SOURCE DATA →
------------------------------------------------------------------------

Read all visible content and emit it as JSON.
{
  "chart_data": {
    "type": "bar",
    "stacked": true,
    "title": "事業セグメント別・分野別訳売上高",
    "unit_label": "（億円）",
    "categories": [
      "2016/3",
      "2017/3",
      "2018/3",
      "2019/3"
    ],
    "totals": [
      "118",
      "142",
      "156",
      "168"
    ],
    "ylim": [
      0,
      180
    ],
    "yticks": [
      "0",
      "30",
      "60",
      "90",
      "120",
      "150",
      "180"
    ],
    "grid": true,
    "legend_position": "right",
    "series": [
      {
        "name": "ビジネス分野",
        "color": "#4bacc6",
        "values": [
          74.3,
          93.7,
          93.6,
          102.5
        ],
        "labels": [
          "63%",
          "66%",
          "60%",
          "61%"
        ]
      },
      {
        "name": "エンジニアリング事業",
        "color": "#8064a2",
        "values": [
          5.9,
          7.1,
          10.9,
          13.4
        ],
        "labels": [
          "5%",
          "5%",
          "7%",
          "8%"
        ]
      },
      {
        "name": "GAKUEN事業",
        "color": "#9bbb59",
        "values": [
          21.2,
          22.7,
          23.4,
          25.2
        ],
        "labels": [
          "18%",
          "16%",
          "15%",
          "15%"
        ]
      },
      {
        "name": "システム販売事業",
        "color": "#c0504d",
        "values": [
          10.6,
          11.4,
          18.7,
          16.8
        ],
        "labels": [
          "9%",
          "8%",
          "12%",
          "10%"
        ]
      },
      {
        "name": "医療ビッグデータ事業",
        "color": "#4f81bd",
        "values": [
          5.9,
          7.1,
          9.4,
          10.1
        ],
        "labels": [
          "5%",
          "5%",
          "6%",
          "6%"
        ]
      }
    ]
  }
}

------------------------------------------------------------------------

WHAT YOU SHOULD DO →
Each line in the listing above that contains "color" should be copied.

OUTPUT FOR THIS EXERCISE →
        "color": "#4bacc6",
        "color": "#8064a2",
        "color": "#9bbb59",
        "color": "#c0504d",
        "color": "#4f81bd",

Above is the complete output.